#### [Listed entries]
━━━━━━━━

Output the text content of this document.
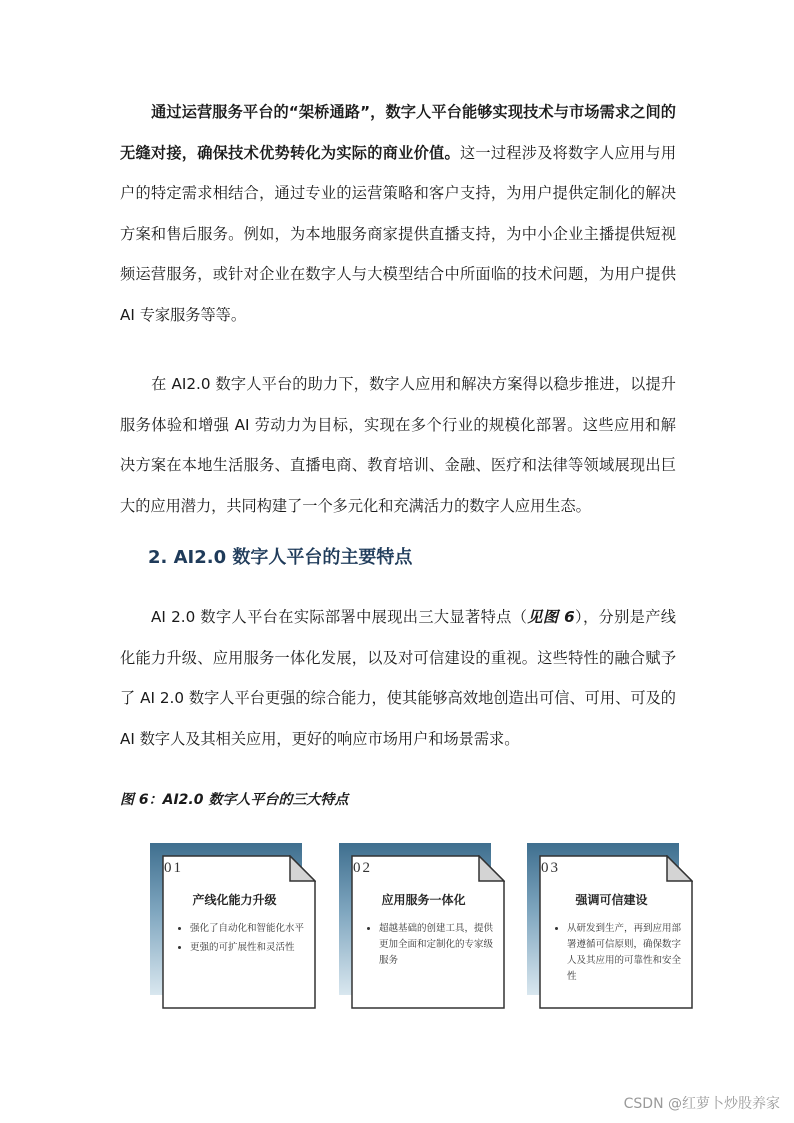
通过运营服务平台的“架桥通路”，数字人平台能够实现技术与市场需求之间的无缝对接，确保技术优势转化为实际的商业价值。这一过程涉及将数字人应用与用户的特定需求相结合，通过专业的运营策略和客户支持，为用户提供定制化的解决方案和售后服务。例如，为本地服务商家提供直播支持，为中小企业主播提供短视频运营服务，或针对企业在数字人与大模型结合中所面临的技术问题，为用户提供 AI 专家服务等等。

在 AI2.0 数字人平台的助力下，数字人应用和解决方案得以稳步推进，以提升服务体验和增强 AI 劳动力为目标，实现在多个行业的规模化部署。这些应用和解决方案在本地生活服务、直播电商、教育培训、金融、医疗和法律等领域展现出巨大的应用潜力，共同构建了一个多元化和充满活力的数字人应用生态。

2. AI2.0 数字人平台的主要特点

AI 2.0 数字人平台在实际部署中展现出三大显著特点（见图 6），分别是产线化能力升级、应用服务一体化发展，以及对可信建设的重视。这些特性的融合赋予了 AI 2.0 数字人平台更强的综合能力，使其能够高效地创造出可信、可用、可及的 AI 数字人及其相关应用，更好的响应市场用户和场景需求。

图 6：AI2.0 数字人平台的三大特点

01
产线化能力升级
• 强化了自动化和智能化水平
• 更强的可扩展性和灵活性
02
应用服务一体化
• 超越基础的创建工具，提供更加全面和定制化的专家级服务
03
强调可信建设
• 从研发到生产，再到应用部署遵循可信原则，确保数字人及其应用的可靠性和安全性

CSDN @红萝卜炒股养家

━━━━━━━━

#### [Stated problem]
Write out the whole listing exactly, and drop the pictures.

#### [Response to the exercise]
Output the text content of this document.
通过运营服务平台的“架桥通路”，数字人平台能够实现技术与市场需求之间的无缝对接，确保技术优势转化为实际的商业价值。这一过程涉及将数字人应用与用户的特定需求相结合，通过专业的运营策略和客户支持，为用户提供定制化的解决方案和售后服务。例如，为本地服务商家提供直播支持，为中小企业主播提供短视频运营服务，或针对企业在数字人与大模型结合中所面临的技术问题，为用户提供 AI 专家服务等等。

在 AI2.0 数字人平台的助力下，数字人应用和解决方案得以稳步推进，以提升服务体验和增强 AI 劳动力为目标，实现在多个行业的规模化部署。这些应用和解决方案在本地生活服务、直播电商、教育培训、金融、医疗和法律等领域展现出巨大的应用潜力，共同构建了一个多元化和充满活力的数字人应用生态。

2. AI2.0 数字人平台的主要特点

AI 2.0 数字人平台在实际部署中展现出三大显著特点（见图 6），分别是产线化能力升级、应用服务一体化发展，以及对可信建设的重视。这些特性的融合赋予了 AI 2.0 数字人平台更强的综合能力，使其能够高效地创造出可信、可用、可及的 AI 数字人及其相关应用，更好的响应市场用户和场景需求。

图 6：AI2.0 数字人平台的三大特点

01
产线化能力升级
• 强化了自动化和智能化水平
• 更强的可扩展性和灵活性
02
应用服务一体化
• 超越基础的创建工具，提供更加全面和定制化的专家级服务
03
强调可信建设
• 从研发到生产，再到应用部署遵循可信原则，确保数字人及其应用的可靠性和安全性

CSDN @红萝卜炒股养家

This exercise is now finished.